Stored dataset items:
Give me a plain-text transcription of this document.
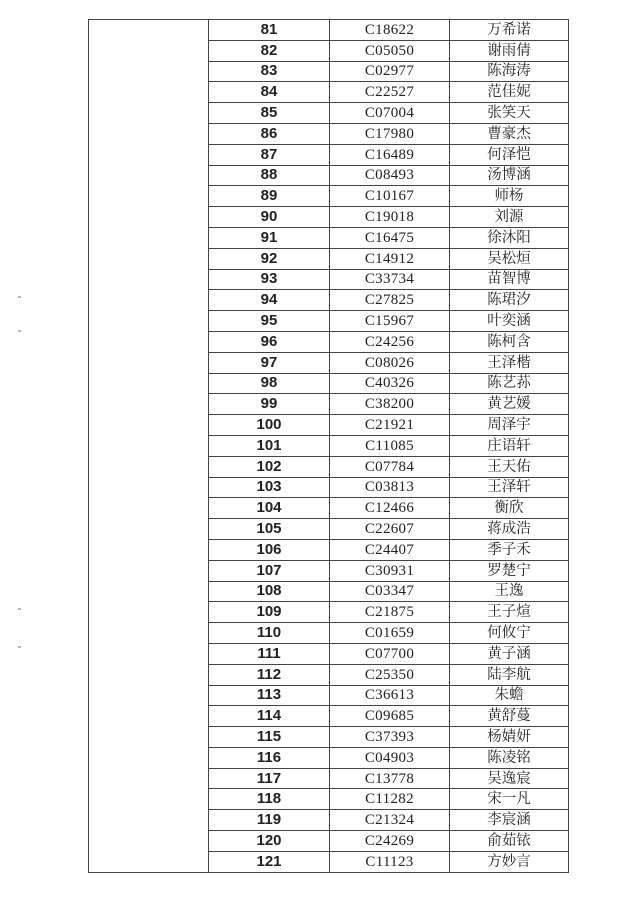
	81	C18622	万希诺
	82	C05050	谢雨倩
	83	C02977	陈海涛
	84	C22527	范佳妮
	85	C07004	张笑天
	86	C17980	曹豪杰
	87	C16489	何泽恺
	88	C08493	汤博涵
	89	C10167	师杨
	90	C19018	刘源
	91	C16475	徐沐阳
	92	C14912	吴松烜
	93	C33734	苗智博
	94	C27825	陈珺汐
	95	C15967	叶奕涵
	96	C24256	陈柯含
	97	C08026	王泽楷
	98	C40326	陈艺荪
	99	C38200	黄艺媛
	100	C21921	周泽宇
	101	C11085	庄语轩
	102	C07784	王天佑
	103	C03813	王泽轩
	104	C12466	衡欣
	105	C22607	蒋成浩
	106	C24407	季子禾
	107	C30931	罗楚宁
	108	C03347	王逸
	109	C21875	王子煊
	110	C01659	何攸宁
	111	C07700	黄子涵
	112	C25350	陆李航
	113	C36613	朱蟾
	114	C09685	黄舒蔓
	115	C37393	杨婧妍
	116	C04903	陈凌铭
	117	C13778	吴逸宸
	118	C11282	宋一凡
	119	C21324	李宸涵
	120	C24269	俞茹铱
	121	C11123	方妙言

### Task statement
Quote every entry exactly, with the pictures omitted.

### Output below
Give me a plain-text transcription of this document.
	81	C18622	万希诺
	82	C05050	谢雨倩
	83	C02977	陈海涛
	84	C22527	范佳妮
	85	C07004	张笑天
	86	C17980	曹豪杰
	87	C16489	何泽恺
	88	C08493	汤博涵
	89	C10167	师杨
	90	C19018	刘源
	91	C16475	徐沐阳
	92	C14912	吴松烜
	93	C33734	苗智博
	94	C27825	陈珺汐
	95	C15967	叶奕涵
	96	C24256	陈柯含
	97	C08026	王泽楷
	98	C40326	陈艺荪
	99	C38200	黄艺媛
	100	C21921	周泽宇
	101	C11085	庄语轩
	102	C07784	王天佑
	103	C03813	王泽轩
	104	C12466	衡欣
	105	C22607	蒋成浩
	106	C24407	季子禾
	107	C30931	罗楚宁
	108	C03347	王逸
	109	C21875	王子煊
	110	C01659	何攸宁
	111	C07700	黄子涵
	112	C25350	陆李航
	113	C36613	朱蟾
	114	C09685	黄舒蔓
	115	C37393	杨婧妍
	116	C04903	陈凌铭
	117	C13778	吴逸宸
	118	C11282	宋一凡
	119	C21324	李宸涵
	120	C24269	俞茹铱
	121	C11123	方妙言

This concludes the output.